- [REQUIREMENTS] Give the entries again exactly, every one of them.

- [MATERIAL TO PROCESS]
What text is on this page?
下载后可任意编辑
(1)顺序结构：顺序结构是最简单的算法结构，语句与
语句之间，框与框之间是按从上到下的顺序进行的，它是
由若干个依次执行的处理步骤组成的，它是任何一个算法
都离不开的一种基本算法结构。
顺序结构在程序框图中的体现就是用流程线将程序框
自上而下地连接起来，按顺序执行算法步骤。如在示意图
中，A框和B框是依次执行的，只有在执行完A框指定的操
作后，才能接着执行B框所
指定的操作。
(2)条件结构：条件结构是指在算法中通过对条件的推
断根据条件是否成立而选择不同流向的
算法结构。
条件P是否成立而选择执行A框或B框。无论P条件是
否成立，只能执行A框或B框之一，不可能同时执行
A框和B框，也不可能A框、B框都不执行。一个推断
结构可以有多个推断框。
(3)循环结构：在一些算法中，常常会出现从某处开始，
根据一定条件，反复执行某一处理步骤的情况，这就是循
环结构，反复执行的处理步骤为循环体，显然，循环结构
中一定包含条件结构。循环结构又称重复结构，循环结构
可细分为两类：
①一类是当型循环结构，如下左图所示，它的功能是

- [SOLUTION BELOW]
What text is on this page?
下载后可任意编辑
(1)顺序结构：顺序结构是最简单的算法结构，语句与
语句之间，框与框之间是按从上到下的顺序进行的，它是
由若干个依次执行的处理步骤组成的，它是任何一个算法
都离不开的一种基本算法结构。
顺序结构在程序框图中的体现就是用流程线将程序框
自上而下地连接起来，按顺序执行算法步骤。如在示意图
中，A框和B框是依次执行的，只有在执行完A框指定的操
作后，才能接着执行B框所
指定的操作。
(2)条件结构：条件结构是指在算法中通过对条件的推
断根据条件是否成立而选择不同流向的
算法结构。
条件P是否成立而选择执行A框或B框。无论P条件是
否成立，只能执行A框或B框之一，不可能同时执行
A框和B框，也不可能A框、B框都不执行。一个推断
结构可以有多个推断框。
(3)循环结构：在一些算法中，常常会出现从某处开始，
根据一定条件，反复执行某一处理步骤的情况，这就是循
环结构，反复执行的处理步骤为循环体，显然，循环结构
中一定包含条件结构。循环结构又称重复结构，循环结构
可细分为两类：
①一类是当型循环结构，如下左图所示，它的功能是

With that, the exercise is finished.